- _Your goal_:
Go over the listing below line by line and tally those containing "related". Give only the tally.

- _Extracted entries_:

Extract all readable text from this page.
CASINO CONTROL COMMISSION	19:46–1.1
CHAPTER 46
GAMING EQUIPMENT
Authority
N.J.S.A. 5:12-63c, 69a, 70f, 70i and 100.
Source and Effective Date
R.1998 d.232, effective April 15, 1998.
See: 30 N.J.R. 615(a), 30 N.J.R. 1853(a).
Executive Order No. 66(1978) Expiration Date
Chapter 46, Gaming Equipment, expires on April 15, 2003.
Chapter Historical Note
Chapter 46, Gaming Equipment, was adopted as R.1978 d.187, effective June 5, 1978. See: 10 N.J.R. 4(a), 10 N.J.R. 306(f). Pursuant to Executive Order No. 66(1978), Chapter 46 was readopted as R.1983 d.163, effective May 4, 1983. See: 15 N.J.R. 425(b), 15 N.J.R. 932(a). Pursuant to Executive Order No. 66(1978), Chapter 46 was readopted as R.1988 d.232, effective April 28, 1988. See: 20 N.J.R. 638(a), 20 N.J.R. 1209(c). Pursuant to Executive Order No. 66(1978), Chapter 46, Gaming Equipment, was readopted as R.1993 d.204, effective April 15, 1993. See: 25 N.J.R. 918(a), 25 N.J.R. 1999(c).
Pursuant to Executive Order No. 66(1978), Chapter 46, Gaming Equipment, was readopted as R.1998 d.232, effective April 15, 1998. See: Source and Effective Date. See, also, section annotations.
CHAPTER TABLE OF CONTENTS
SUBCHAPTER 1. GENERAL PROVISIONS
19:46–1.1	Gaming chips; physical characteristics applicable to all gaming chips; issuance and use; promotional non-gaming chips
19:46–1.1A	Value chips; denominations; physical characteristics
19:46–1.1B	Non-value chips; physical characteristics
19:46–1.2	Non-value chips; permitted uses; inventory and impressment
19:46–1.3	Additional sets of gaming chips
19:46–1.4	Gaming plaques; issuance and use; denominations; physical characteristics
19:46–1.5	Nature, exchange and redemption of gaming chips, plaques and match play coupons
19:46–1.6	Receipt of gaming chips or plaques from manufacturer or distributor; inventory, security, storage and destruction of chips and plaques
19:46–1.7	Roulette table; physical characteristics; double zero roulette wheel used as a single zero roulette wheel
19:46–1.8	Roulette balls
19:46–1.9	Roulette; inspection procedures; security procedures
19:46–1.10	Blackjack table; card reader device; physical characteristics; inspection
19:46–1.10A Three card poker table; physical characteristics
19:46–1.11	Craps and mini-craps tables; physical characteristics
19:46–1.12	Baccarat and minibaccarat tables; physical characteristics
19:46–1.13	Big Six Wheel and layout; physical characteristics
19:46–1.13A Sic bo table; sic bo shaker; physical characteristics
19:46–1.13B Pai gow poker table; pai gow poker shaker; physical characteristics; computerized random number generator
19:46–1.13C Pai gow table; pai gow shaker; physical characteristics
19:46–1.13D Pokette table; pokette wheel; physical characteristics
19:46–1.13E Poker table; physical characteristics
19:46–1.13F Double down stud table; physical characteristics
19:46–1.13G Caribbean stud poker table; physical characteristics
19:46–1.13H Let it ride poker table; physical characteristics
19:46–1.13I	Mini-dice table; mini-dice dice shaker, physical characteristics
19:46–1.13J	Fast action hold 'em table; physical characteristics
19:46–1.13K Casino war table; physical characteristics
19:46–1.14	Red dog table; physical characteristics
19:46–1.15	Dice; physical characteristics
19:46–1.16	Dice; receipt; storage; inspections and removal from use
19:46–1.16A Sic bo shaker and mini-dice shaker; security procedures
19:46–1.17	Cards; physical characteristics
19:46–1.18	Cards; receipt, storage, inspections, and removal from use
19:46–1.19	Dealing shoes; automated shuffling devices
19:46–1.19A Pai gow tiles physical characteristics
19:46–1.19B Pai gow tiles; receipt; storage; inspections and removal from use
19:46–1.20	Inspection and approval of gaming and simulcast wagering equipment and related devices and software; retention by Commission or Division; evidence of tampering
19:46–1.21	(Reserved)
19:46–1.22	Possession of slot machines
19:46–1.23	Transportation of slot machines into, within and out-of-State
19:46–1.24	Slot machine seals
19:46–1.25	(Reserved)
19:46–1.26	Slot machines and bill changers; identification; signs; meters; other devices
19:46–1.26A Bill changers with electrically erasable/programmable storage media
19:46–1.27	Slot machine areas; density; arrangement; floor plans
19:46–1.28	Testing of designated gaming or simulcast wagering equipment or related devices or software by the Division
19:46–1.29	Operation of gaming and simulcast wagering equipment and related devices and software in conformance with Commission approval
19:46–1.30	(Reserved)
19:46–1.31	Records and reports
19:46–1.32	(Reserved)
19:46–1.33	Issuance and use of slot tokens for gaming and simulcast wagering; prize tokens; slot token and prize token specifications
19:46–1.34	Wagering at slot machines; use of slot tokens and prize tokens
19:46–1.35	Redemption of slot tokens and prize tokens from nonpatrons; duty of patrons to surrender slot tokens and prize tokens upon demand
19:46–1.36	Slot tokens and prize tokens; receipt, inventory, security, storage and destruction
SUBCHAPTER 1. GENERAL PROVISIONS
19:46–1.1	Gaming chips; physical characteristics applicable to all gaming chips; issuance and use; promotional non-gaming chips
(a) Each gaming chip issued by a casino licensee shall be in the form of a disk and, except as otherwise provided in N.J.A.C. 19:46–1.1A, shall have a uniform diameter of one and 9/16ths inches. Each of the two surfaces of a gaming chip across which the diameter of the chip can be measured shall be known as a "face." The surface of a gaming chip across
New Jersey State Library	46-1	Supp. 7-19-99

- _Output of the task_:
3